▶ _What needs to be done_
Only a number is wanted: how many lines in these records contain the word "Approval"?

▶ _Listed entries_
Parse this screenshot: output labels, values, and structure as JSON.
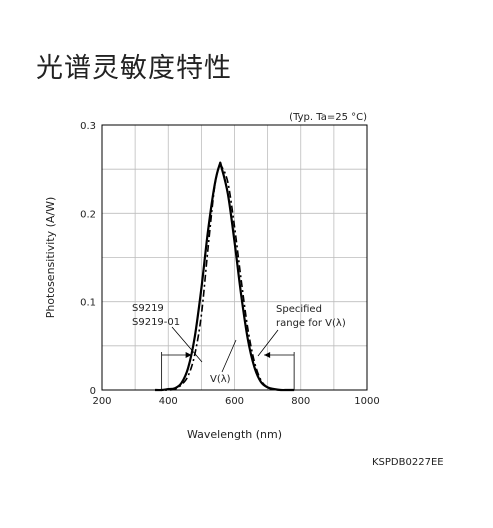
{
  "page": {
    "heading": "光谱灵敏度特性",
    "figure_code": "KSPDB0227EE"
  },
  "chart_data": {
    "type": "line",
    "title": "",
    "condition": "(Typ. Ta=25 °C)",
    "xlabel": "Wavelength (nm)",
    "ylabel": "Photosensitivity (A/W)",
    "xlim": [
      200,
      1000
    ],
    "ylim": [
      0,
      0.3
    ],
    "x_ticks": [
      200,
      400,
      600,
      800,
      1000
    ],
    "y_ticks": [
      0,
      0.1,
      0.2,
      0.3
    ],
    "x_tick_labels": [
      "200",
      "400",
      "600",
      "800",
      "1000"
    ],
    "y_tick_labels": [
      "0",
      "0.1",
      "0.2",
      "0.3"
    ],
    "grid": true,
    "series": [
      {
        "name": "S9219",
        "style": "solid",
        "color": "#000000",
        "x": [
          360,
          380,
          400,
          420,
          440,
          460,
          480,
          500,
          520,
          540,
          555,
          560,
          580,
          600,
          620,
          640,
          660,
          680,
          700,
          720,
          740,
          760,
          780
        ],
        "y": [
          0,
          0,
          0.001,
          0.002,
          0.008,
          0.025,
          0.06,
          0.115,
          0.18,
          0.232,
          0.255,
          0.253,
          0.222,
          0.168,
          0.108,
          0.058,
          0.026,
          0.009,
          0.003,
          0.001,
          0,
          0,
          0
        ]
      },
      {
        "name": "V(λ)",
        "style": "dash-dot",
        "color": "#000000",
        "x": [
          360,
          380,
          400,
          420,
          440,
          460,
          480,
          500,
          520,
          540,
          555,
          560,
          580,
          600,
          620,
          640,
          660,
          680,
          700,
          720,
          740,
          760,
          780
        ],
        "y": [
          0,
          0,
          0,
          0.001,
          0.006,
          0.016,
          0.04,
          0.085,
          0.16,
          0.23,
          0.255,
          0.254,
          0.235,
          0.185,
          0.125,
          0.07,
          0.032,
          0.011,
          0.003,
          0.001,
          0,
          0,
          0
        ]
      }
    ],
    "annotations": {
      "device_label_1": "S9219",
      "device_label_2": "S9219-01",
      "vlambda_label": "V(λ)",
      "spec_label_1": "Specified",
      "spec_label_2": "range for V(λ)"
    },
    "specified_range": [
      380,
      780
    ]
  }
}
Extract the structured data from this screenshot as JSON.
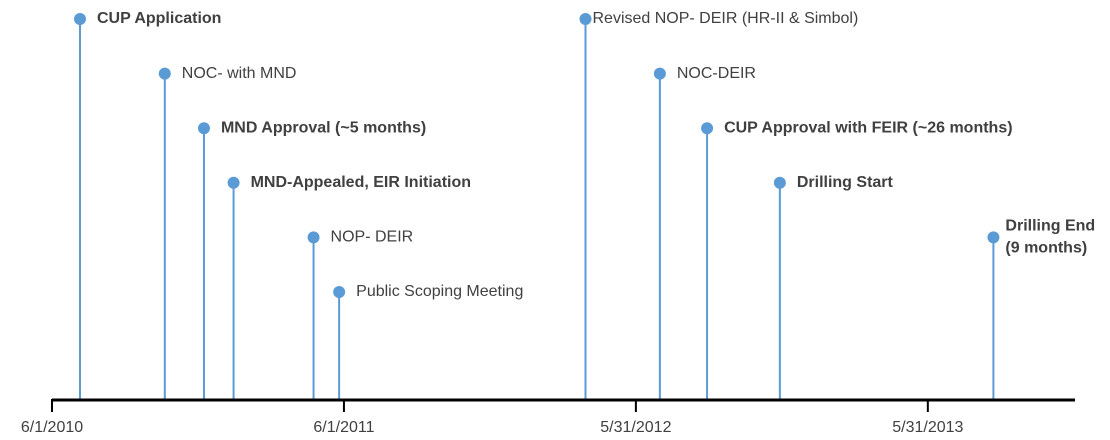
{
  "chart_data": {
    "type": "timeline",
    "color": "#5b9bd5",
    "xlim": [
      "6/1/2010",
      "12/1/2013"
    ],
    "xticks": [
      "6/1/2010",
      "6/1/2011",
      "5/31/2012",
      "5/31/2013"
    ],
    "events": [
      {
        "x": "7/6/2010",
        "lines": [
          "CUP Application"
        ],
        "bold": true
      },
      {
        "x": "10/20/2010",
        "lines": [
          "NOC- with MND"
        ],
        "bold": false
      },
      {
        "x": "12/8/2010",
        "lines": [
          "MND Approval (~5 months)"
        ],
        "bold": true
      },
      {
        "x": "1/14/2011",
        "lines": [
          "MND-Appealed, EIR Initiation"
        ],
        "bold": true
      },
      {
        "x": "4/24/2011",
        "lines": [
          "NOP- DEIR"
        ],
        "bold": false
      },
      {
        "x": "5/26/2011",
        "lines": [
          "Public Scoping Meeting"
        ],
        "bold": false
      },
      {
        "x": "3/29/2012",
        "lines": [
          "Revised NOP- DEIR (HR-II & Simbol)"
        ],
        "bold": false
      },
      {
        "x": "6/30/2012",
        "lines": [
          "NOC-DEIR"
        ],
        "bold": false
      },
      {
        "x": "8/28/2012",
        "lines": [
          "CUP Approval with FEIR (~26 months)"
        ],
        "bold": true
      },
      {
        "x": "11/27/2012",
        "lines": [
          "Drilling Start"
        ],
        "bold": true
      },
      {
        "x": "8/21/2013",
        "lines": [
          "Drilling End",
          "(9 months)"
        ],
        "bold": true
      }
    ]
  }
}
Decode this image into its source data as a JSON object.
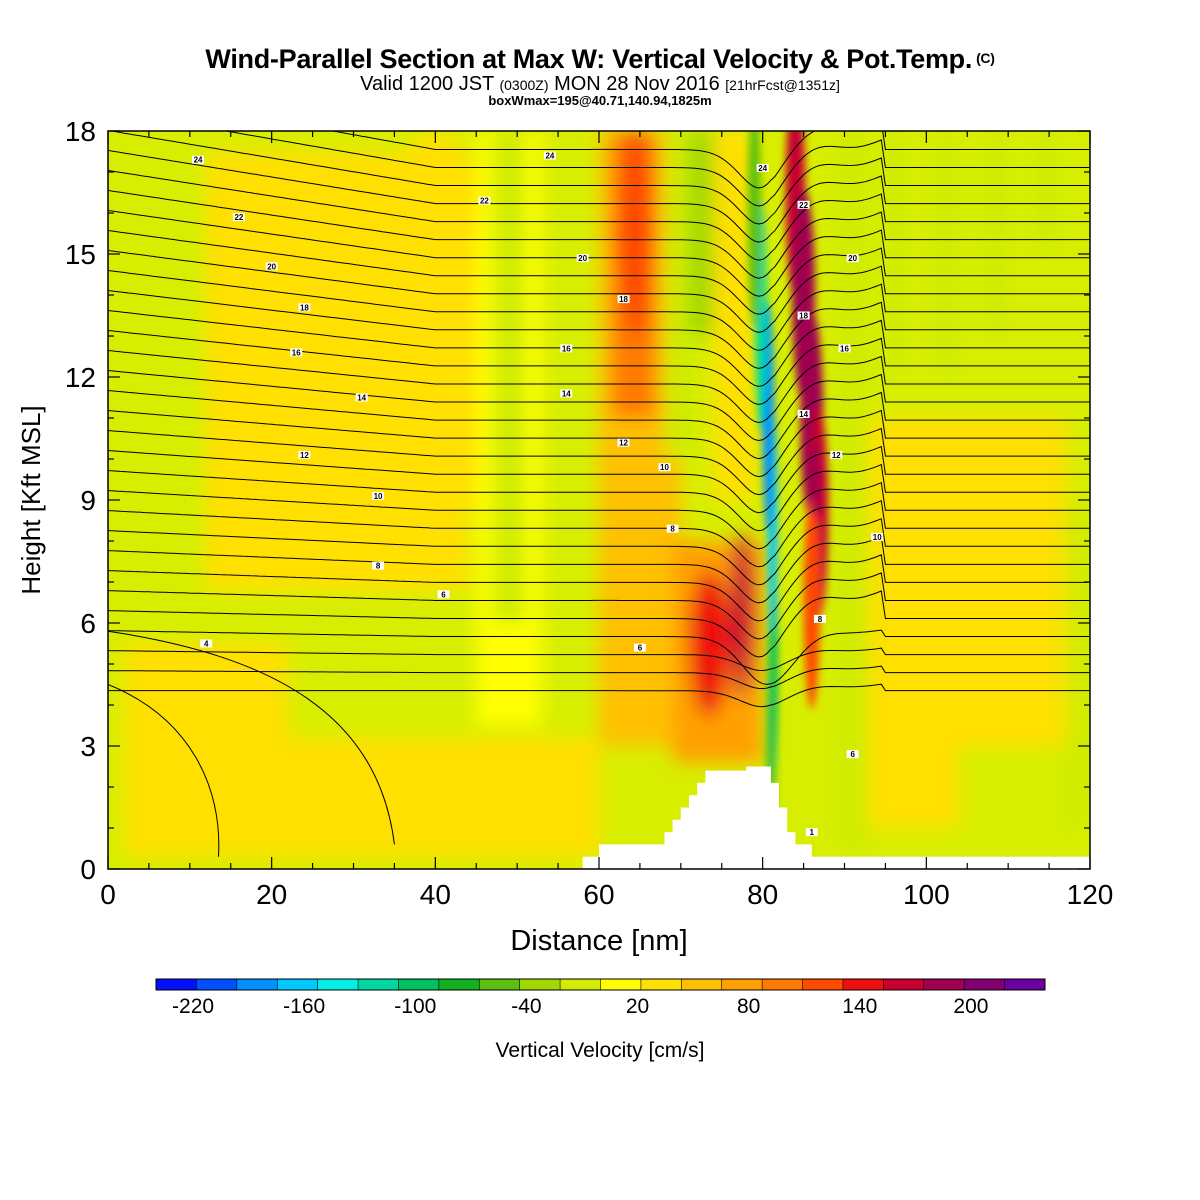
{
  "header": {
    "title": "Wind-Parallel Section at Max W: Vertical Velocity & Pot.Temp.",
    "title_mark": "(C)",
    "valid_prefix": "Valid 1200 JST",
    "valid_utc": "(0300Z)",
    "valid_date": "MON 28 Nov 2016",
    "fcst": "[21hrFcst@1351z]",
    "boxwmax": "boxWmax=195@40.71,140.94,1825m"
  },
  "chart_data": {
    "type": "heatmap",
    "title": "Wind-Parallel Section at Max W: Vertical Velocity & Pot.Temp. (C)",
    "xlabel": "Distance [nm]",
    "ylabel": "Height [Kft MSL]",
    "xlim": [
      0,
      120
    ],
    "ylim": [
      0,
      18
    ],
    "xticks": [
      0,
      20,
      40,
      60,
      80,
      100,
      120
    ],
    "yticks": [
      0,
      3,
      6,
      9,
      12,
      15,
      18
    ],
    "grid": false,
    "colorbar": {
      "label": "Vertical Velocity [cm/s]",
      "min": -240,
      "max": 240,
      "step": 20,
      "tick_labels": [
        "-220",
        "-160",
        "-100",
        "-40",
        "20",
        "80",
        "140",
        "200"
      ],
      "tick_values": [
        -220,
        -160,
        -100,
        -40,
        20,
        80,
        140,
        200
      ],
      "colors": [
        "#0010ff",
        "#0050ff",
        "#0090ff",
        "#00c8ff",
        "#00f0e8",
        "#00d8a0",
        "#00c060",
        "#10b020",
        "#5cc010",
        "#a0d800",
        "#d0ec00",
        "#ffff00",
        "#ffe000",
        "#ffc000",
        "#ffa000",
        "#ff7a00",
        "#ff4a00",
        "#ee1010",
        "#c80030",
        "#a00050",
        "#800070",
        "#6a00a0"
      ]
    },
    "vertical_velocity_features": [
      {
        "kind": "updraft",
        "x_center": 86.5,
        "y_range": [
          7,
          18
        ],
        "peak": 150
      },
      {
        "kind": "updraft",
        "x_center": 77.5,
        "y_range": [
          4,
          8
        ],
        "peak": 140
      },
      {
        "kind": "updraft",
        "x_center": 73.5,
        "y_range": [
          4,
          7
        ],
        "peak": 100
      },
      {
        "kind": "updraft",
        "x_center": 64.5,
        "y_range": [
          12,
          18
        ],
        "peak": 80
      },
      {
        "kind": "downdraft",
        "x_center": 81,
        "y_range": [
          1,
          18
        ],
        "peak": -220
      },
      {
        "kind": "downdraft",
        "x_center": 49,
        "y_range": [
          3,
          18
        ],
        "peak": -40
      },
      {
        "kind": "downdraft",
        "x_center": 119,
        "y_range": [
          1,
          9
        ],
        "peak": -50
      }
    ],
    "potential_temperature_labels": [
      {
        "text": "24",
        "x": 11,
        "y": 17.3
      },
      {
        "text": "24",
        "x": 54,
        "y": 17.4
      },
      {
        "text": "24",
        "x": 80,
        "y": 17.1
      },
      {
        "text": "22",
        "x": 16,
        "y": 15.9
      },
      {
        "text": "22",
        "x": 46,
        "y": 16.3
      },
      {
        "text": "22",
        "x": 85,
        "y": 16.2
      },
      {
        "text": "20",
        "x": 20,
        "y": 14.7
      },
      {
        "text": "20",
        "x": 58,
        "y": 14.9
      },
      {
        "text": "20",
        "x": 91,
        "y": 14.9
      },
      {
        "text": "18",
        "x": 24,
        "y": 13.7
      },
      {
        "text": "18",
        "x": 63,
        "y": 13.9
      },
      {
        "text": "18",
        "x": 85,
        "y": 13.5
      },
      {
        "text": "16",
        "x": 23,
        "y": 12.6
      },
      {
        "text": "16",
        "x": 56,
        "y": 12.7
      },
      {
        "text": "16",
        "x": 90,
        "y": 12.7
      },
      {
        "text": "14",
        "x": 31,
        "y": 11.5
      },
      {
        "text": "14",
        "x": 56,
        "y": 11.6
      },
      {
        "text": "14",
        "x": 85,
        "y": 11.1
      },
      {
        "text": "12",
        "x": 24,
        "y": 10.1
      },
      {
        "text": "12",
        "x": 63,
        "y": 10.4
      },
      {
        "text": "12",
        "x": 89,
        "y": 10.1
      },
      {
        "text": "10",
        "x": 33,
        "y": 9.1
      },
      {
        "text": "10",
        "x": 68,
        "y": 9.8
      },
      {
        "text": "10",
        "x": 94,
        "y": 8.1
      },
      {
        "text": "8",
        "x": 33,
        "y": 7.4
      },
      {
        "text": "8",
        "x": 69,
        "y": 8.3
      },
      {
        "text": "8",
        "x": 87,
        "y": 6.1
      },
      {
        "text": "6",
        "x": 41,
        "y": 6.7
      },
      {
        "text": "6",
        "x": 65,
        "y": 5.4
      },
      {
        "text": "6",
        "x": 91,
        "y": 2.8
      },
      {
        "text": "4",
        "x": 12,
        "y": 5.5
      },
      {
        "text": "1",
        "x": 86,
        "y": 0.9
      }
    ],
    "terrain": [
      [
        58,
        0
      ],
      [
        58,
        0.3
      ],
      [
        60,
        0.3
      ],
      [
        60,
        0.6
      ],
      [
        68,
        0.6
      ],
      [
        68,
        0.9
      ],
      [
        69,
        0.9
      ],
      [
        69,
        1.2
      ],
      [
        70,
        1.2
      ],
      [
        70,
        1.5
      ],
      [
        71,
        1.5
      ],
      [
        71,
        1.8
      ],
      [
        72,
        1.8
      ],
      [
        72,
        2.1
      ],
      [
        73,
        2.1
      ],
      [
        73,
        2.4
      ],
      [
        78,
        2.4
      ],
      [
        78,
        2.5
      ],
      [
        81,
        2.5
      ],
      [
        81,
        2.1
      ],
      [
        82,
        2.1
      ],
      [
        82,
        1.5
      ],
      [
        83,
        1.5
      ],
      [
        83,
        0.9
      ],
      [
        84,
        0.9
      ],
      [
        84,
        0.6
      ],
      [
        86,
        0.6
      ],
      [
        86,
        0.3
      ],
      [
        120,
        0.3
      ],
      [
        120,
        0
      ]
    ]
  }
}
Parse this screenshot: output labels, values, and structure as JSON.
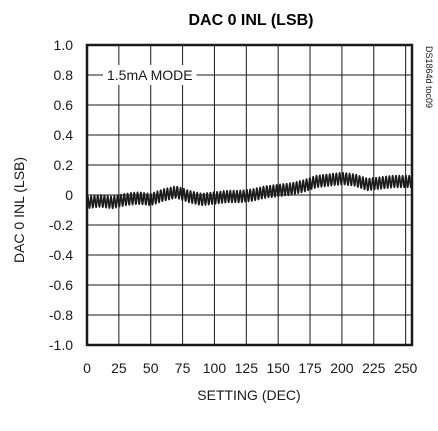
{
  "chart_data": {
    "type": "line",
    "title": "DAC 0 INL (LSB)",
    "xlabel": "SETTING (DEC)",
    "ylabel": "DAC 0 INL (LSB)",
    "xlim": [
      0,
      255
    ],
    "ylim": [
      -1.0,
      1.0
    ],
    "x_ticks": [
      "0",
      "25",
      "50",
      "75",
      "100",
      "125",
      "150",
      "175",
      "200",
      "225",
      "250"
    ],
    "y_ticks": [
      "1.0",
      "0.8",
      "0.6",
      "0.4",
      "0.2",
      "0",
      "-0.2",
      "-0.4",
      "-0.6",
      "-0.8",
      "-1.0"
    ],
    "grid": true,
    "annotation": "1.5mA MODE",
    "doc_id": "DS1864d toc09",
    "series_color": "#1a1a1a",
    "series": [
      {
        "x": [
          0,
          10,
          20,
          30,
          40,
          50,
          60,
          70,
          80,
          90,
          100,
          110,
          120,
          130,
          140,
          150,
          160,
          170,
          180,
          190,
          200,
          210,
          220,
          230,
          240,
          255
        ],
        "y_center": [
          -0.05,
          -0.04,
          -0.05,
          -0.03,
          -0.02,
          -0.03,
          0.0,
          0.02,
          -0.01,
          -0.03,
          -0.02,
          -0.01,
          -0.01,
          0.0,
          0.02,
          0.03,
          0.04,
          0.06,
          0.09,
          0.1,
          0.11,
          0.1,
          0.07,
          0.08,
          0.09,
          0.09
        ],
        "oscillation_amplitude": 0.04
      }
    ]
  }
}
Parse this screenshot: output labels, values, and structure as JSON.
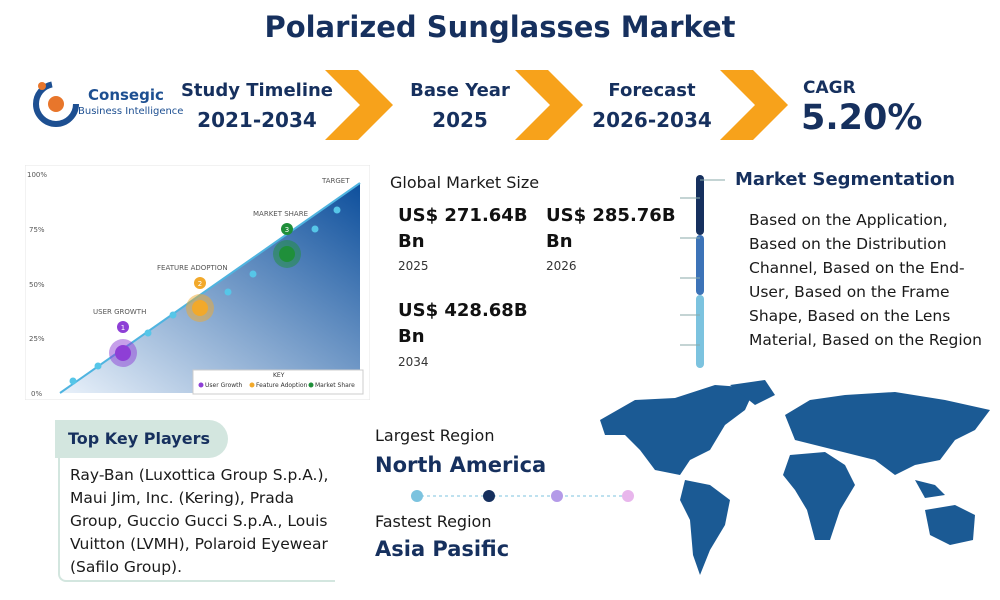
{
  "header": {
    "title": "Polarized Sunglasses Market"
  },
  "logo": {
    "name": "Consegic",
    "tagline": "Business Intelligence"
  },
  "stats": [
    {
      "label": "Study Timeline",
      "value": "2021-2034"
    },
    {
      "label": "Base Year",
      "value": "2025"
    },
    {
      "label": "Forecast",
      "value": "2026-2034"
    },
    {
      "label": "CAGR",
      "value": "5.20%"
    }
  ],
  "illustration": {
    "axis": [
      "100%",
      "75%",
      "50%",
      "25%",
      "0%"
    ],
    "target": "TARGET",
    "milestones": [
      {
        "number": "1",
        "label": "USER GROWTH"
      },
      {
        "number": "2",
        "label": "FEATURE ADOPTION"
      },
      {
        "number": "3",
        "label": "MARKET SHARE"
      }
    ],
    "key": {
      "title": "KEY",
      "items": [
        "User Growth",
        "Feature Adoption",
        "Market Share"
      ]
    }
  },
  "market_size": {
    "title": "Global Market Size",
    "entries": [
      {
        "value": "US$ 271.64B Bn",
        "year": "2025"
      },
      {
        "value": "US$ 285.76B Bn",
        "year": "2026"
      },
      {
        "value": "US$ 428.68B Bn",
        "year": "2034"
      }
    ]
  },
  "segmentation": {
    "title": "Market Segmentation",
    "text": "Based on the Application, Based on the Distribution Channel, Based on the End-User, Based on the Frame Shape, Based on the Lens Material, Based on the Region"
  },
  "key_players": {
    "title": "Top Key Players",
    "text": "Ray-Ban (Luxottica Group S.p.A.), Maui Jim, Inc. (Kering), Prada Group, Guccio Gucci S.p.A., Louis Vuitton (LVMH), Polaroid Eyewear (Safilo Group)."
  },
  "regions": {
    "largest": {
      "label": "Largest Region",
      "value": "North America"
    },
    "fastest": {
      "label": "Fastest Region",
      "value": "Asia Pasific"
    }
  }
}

▶ _Written answer_
2